▶ EXERCISE DESCRIPTION:
Wherever the word "Sentiment" appears in the entries, copy the whole line.

[Data records]
* * * * *

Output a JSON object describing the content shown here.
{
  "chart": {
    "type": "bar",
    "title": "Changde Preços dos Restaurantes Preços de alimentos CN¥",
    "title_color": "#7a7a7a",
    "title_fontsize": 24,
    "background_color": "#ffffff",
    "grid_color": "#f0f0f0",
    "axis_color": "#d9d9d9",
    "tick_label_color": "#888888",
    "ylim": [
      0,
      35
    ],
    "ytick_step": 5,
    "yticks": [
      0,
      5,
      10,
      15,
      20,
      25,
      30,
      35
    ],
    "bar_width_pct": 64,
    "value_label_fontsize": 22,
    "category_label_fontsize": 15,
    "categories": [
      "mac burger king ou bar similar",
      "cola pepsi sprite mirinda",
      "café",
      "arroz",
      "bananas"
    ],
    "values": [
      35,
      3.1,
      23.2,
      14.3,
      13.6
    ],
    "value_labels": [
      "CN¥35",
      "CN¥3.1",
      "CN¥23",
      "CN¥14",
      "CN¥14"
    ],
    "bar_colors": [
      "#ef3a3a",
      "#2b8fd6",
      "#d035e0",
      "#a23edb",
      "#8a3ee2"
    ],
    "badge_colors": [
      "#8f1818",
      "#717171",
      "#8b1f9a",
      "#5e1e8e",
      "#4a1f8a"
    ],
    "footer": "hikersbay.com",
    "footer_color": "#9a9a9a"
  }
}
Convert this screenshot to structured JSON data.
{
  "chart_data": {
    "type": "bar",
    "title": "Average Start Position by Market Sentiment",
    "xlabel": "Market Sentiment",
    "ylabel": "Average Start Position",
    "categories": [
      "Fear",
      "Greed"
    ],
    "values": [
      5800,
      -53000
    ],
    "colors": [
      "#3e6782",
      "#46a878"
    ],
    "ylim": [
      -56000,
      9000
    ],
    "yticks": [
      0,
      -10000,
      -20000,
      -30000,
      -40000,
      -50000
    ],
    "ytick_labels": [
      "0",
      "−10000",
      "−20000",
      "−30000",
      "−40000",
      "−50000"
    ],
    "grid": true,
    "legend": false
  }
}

* * * * *

▶ RESULT:
    "title": "Average Start Position by Market Sentiment",
    "xlabel": "Market Sentiment",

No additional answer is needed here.